THE REQUEST: Output every line below exactly.

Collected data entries
----------------

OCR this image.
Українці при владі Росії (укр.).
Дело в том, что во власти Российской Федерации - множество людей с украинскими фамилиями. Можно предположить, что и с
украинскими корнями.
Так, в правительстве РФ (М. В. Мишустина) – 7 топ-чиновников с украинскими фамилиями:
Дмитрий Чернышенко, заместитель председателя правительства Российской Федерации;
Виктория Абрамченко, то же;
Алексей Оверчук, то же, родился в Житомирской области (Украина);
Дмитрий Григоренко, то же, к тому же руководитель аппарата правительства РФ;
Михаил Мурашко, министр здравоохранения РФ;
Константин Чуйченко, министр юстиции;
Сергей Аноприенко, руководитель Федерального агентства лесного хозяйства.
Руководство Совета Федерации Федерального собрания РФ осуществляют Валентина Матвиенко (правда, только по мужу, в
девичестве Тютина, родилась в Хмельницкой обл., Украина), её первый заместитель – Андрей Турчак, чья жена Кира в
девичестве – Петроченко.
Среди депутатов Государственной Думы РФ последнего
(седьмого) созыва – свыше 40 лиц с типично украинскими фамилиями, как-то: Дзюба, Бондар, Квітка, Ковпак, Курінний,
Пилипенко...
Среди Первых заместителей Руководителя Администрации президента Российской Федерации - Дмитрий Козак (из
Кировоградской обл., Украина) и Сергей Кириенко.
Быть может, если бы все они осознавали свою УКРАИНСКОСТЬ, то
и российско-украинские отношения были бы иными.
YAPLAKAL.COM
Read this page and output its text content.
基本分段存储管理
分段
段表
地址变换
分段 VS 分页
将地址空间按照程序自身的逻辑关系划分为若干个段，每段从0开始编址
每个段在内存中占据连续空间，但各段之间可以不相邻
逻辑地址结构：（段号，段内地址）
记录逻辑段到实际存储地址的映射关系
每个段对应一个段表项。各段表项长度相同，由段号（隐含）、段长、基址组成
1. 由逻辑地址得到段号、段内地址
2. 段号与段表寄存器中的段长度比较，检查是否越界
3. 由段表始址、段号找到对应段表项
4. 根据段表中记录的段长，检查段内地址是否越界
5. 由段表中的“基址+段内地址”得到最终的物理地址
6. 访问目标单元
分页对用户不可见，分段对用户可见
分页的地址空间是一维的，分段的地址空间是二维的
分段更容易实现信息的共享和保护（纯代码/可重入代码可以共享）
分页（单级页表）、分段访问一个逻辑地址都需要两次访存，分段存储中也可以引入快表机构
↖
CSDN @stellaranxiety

----------------

EXERCISE RESPONSE:
OCR this image.
Українці при владі Росії (укр.).
Дело в том, что во власти Российской Федерации - множество людей с украинскими фамилиями. Можно предположить, что и с
украинскими корнями.
Так, в правительстве РФ (М. В. Мишустина) – 7 топ-чиновников с украинскими фамилиями:
Дмитрий Чернышенко, заместитель председателя правительства Российской Федерации;
Виктория Абрамченко, то же;
Алексей Оверчук, то же, родился в Житомирской области (Украина);
Дмитрий Григоренко, то же, к тому же руководитель аппарата правительства РФ;
Михаил Мурашко, министр здравоохранения РФ;
Константин Чуйченко, министр юстиции;
Сергей Аноприенко, руководитель Федерального агентства лесного хозяйства.
Руководство Совета Федерации Федерального собрания РФ осуществляют Валентина Матвиенко (правда, только по мужу, в
девичестве Тютина, родилась в Хмельницкой обл., Украина), её первый заместитель – Андрей Турчак, чья жена Кира в
девичестве – Петроченко.
Среди депутатов Государственной Думы РФ последнего
(седьмого) созыва – свыше 40 лиц с типично украинскими фамилиями, как-то: Дзюба, Бондар, Квітка, Ковпак, Курінний,
Пилипенко...
Среди Первых заместителей Руководителя Администрации президента Российской Федерации - Дмитрий Козак (из
Кировоградской обл., Украина) и Сергей Кириенко.
Быть может, если бы все они осознавали свою УКРАИНСКОСТЬ, то
и российско-украинские отношения были бы иными.
YAPLAKAL.COM
Read this page and output its text content.
基本分段存储管理
分段
段表
地址变换
分段 VS 分页
将地址空间按照程序自身的逻辑关系划分为若干个段，每段从0开始编址
每个段在内存中占据连续空间，但各段之间可以不相邻
逻辑地址结构：（段号，段内地址）
记录逻辑段到实际存储地址的映射关系
每个段对应一个段表项。各段表项长度相同，由段号（隐含）、段长、基址组成
1. 由逻辑地址得到段号、段内地址
2. 段号与段表寄存器中的段长度比较，检查是否越界
3. 由段表始址、段号找到对应段表项
4. 根据段表中记录的段长，检查段内地址是否越界
5. 由段表中的“基址+段内地址”得到最终的物理地址
6. 访问目标单元
分页对用户不可见，分段对用户可见
分页的地址空间是一维的，分段的地址空间是二维的
分段更容易实现信息的共享和保护（纯代码/可重入代码可以共享）
分页（单级页表）、分段访问一个逻辑地址都需要两次访存，分段存储中也可以引入快表机构
↖
CSDN @stellaranxiety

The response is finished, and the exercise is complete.